### WORK TO COMPLETE
Report only the number of lines holding "Toko".

### RAW DATA
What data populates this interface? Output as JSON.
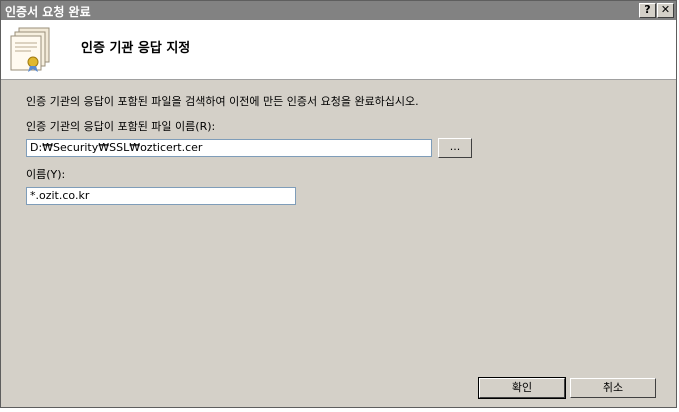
{
  "window": {
    "title": "인증서 요청 완료",
    "help_label": "?",
    "close_label": "✕"
  },
  "header": {
    "title": "인증 기관 응답 지정"
  },
  "body": {
    "description": "인증 기관의 응답이 포함된 파일을 검색하여 이전에 만든 인증서 요청을 완료하십시오.",
    "file_label": "인증 기관의 응답이 포함된 파일 이름(R):",
    "file_value": "D:₩Security₩SSL₩ozticert.cer",
    "browse_label": "...",
    "name_label": "이름(Y):",
    "name_value": "*.ozit.co.kr"
  },
  "footer": {
    "ok_label": "확인",
    "cancel_label": "취소"
  },
  "icons": {
    "header_icon": "certificate-icon"
  },
  "colors": {
    "titlebar": "#828282",
    "dialog_bg": "#d4d0c8",
    "header_bg": "#ffffff"
  }
}
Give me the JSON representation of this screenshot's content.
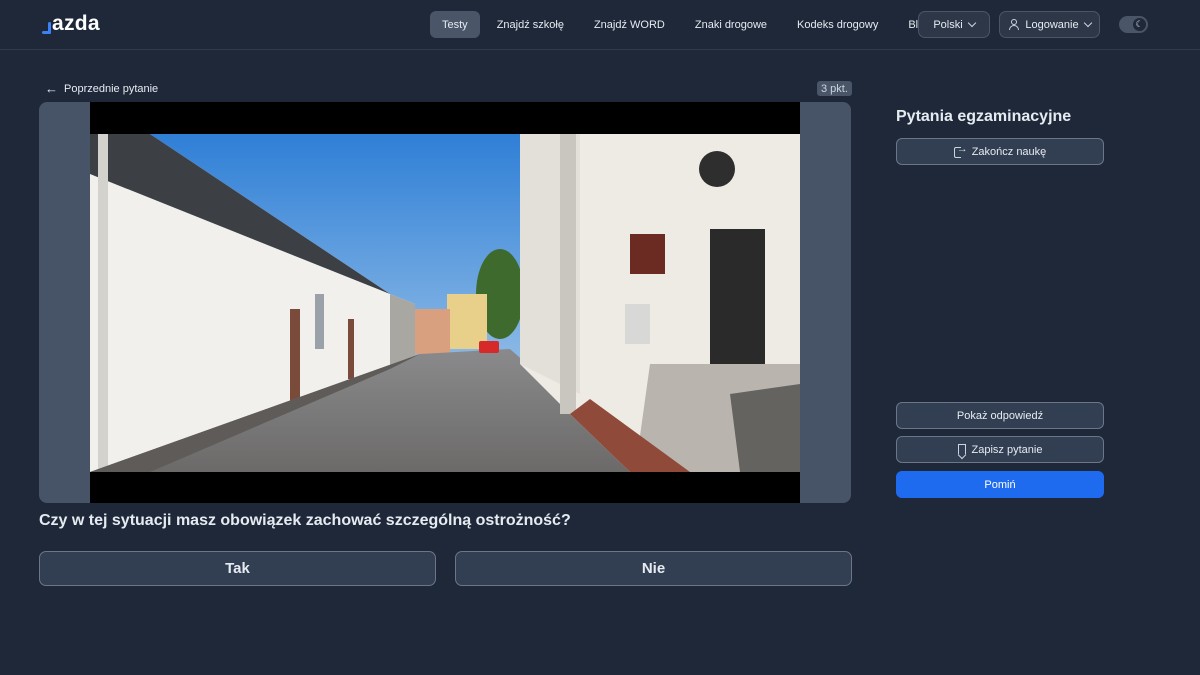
{
  "header": {
    "logo": "azda",
    "nav": [
      "Testy",
      "Znajdź szkołę",
      "Znajdź WORD",
      "Znaki drogowe",
      "Kodeks drogowy",
      "Blog"
    ],
    "active_nav": "Testy",
    "language": "Polski",
    "login": "Logowanie",
    "theme_icon": "moon-icon"
  },
  "question": {
    "prev_label": "Poprzednie pytanie",
    "points": "3 pkt.",
    "text": "Czy w tej sytuacji masz obowiązek zachować szczególną ostrożność?",
    "answers": {
      "yes": "Tak",
      "no": "Nie"
    },
    "media": "street-scene"
  },
  "panel": {
    "title": "Pytania egzaminacyjne",
    "finish": "Zakończ naukę",
    "show_answer": "Pokaż odpowiedź",
    "save": "Zapisz pytanie",
    "skip": "Pomiń"
  },
  "colors": {
    "background": "#1e2838",
    "accent": "#1e6bf0",
    "logo_accent": "#3b82f6"
  }
}
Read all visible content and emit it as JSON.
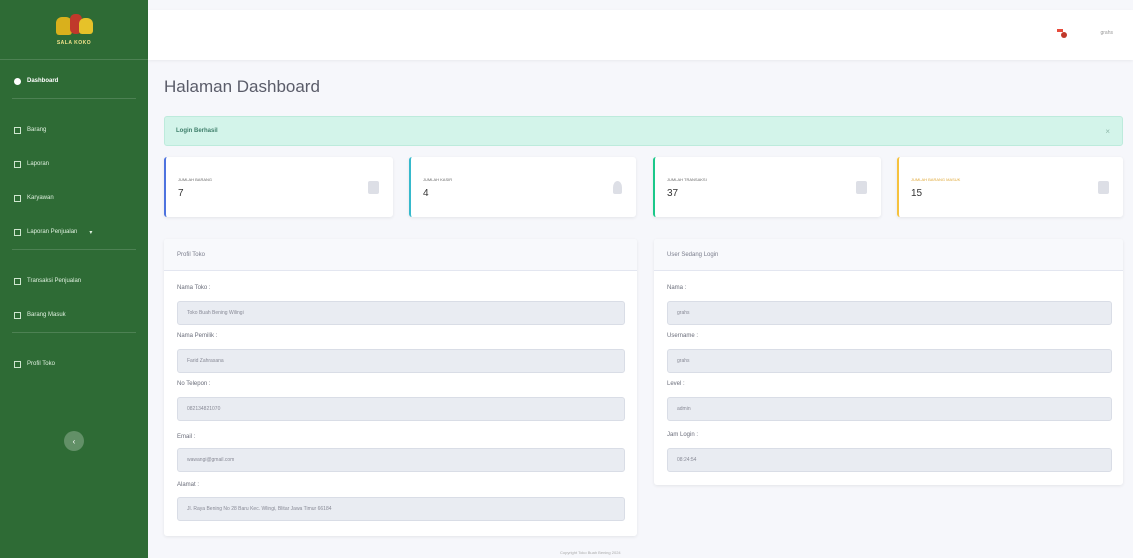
{
  "sidebar": {
    "brand": "SALA KOKO",
    "items": [
      {
        "label": "Dashboard"
      },
      {
        "label": "Barang"
      },
      {
        "label": "Laporan"
      },
      {
        "label": "Karyawan"
      },
      {
        "label": "Laporan Penjualan"
      },
      {
        "label": "Transaksi Penjualan"
      },
      {
        "label": "Barang Masuk"
      },
      {
        "label": "Profil Toko"
      }
    ]
  },
  "topbar": {
    "user": "grahs"
  },
  "page": {
    "title": "Halaman Dashboard"
  },
  "alert": {
    "text": "Login Berhasil",
    "close": "×"
  },
  "stats": [
    {
      "label": "Jumlah Barang",
      "value": "7"
    },
    {
      "label": "Jumlah Kasir",
      "value": "4"
    },
    {
      "label": "Jumlah Transaksi",
      "value": "37"
    },
    {
      "label": "Jumlah Barang Masuk",
      "value": "15"
    }
  ],
  "profil": {
    "title": "Profil Toko",
    "fields": [
      {
        "label": "Nama Toko :",
        "value": "Toko Buah Bening Wilingi"
      },
      {
        "label": "Nama Pemilik :",
        "value": "Farid Zahrasana"
      },
      {
        "label": "No Telepon :",
        "value": "082134821070"
      },
      {
        "label": "Email :",
        "value": "wawangi@gmail.com"
      },
      {
        "label": "Alamat :",
        "value": "Jl. Raya Bening No 28 Baru Kec. Wlingi, Blitar Jawa Timur 66184"
      }
    ]
  },
  "user": {
    "title": "User Sedang Login",
    "fields": [
      {
        "label": "Nama :",
        "value": "grahs"
      },
      {
        "label": "Username :",
        "value": "grahs"
      },
      {
        "label": "Level :",
        "value": "admin"
      },
      {
        "label": "Jam Login :",
        "value": "08:24:54"
      }
    ]
  },
  "footer": {
    "text": "Copyright Toko Buah Bening 2024"
  },
  "colors": {
    "sidebar": "#2e6b35",
    "alert": "#d3f4ea",
    "stat_borders": [
      "#4e73df",
      "#36b9cc",
      "#1cc88a",
      "#f6c23e"
    ]
  }
}
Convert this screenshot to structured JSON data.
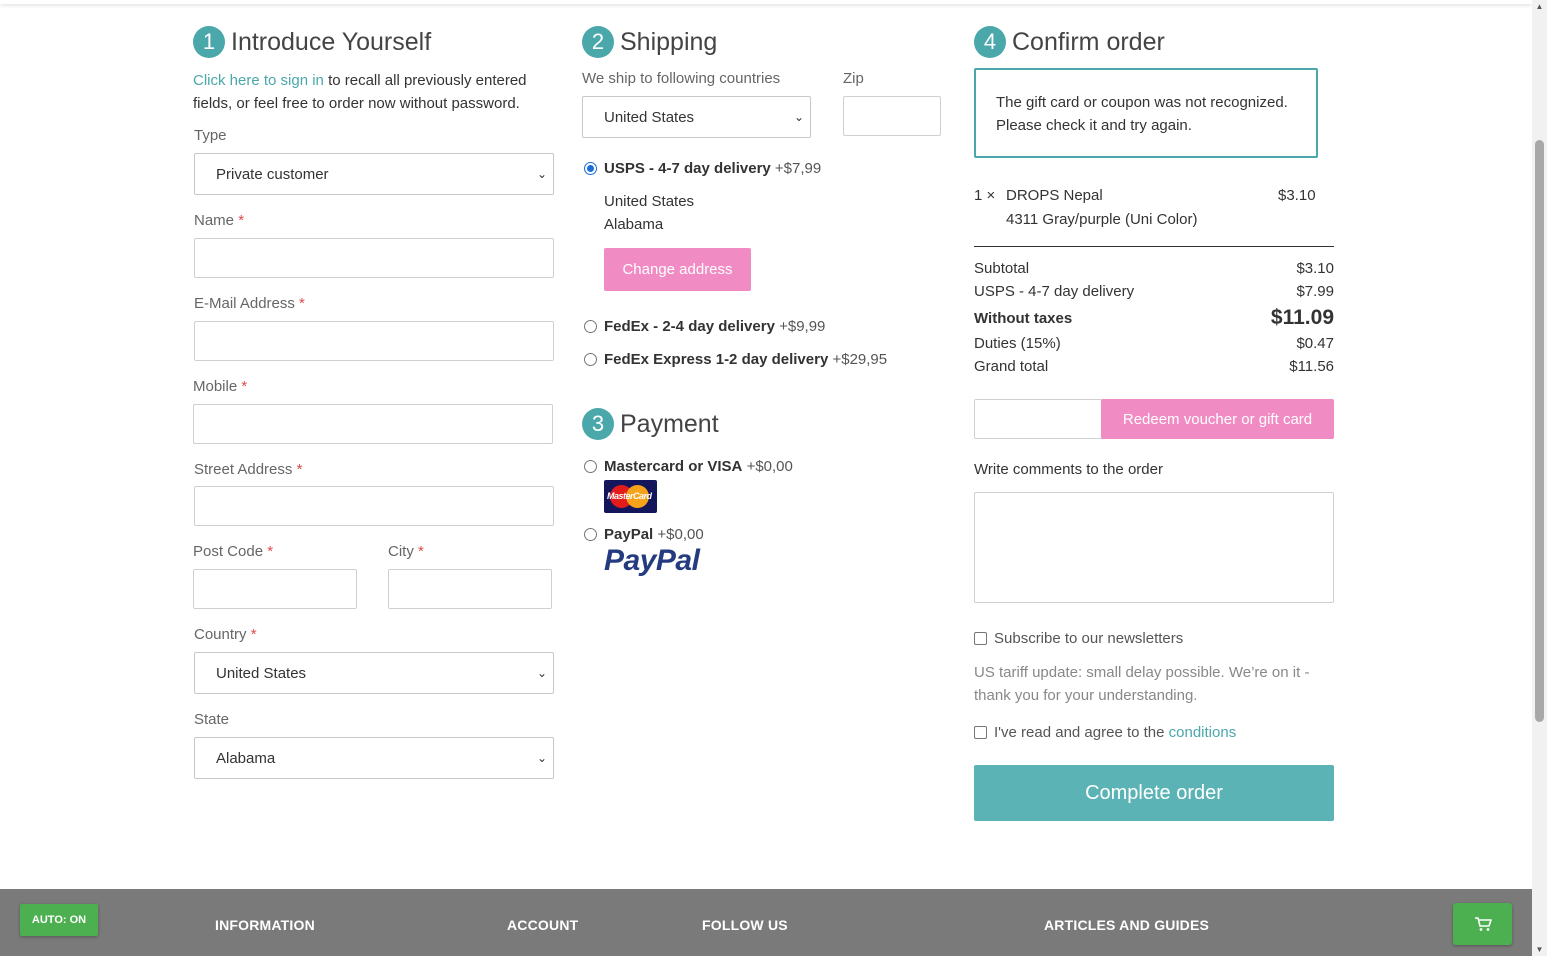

### TASK RESPONSE
5